____ Dataset entries

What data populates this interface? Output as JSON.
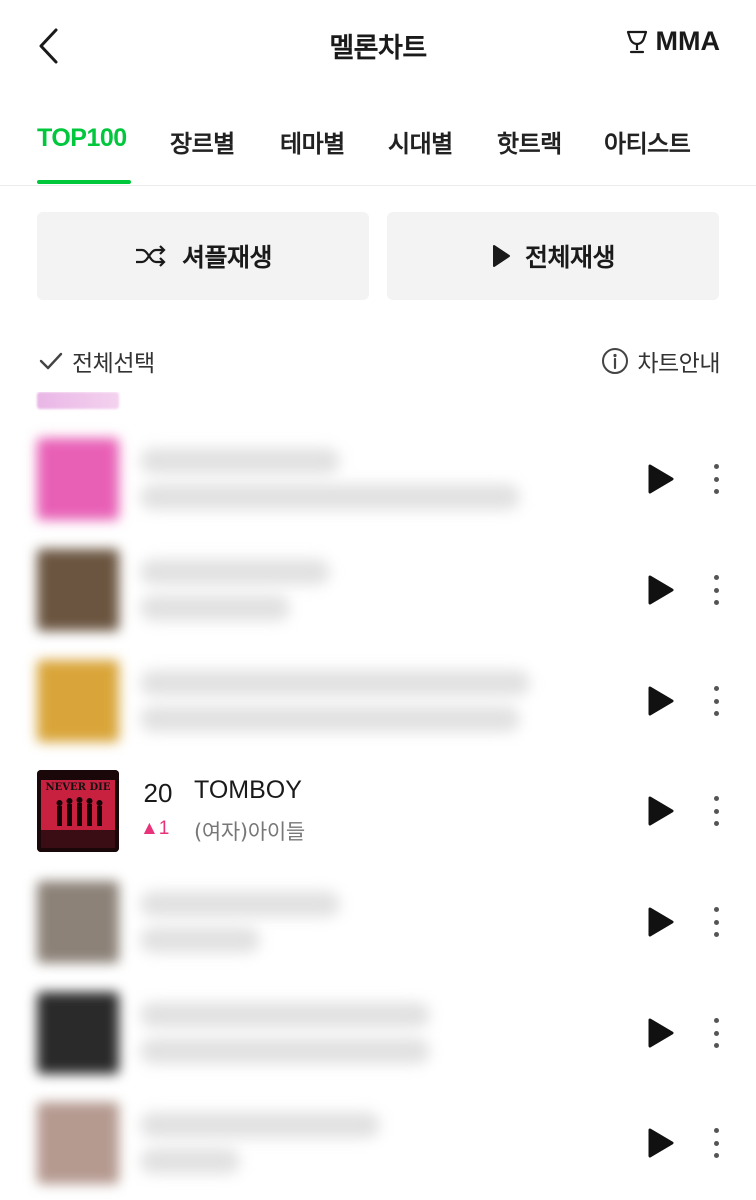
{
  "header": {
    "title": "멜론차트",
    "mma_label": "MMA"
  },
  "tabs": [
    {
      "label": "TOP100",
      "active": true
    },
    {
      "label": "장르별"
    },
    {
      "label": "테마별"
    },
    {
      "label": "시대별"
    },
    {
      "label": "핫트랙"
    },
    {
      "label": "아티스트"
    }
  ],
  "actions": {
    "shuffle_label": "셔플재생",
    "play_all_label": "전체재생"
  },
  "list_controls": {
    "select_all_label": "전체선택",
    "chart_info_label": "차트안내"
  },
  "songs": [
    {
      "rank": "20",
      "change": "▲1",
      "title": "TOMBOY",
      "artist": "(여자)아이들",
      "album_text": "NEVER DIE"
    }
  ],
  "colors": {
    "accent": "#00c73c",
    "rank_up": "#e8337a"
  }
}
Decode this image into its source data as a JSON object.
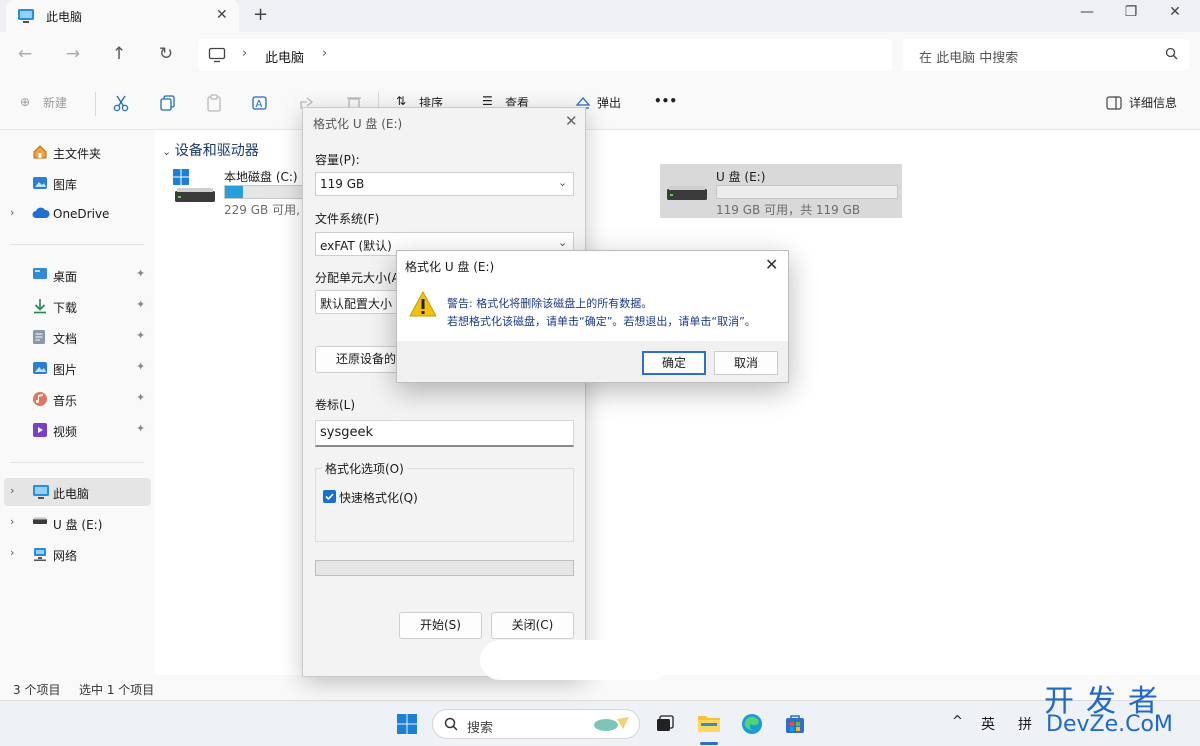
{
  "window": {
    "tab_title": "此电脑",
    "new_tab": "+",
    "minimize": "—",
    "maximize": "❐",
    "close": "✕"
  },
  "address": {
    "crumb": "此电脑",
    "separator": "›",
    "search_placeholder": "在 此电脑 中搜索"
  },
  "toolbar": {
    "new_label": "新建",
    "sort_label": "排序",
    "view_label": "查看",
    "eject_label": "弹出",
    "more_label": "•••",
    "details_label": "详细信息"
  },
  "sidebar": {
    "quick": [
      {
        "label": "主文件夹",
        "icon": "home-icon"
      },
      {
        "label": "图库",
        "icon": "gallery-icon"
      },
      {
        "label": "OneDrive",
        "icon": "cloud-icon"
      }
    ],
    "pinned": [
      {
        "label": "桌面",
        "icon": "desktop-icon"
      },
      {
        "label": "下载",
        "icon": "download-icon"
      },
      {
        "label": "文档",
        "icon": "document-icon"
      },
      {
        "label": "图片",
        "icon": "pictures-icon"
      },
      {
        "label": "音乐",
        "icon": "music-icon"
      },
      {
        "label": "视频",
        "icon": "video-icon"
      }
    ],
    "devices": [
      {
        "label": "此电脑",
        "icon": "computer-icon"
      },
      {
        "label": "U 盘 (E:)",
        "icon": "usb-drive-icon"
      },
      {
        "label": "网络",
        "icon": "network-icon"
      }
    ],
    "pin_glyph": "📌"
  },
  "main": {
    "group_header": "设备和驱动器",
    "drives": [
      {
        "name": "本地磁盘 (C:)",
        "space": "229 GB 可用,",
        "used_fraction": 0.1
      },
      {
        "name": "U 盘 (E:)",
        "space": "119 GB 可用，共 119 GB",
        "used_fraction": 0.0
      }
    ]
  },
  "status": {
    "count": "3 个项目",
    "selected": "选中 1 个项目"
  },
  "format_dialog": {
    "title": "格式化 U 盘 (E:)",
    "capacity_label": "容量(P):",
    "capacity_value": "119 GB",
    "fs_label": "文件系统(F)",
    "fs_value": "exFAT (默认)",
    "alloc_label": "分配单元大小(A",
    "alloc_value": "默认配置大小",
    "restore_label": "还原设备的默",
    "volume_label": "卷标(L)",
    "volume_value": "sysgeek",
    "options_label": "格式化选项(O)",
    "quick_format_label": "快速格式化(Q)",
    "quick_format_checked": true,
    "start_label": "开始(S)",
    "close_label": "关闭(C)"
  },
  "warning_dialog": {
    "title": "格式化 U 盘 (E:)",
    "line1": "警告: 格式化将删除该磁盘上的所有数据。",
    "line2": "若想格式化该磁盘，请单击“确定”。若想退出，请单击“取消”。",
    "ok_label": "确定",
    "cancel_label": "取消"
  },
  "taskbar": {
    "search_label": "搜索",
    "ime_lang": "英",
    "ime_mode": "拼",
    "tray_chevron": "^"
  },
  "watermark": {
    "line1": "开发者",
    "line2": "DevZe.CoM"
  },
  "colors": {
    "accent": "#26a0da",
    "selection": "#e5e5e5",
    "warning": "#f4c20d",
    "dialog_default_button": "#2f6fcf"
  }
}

________

Set exercise> Lines that hold "JSON" are the ones to copy; find all of them.

Result of this exercise>
What data populates this interface? Output as JSON.
Decode this image into its source data as a JSON object.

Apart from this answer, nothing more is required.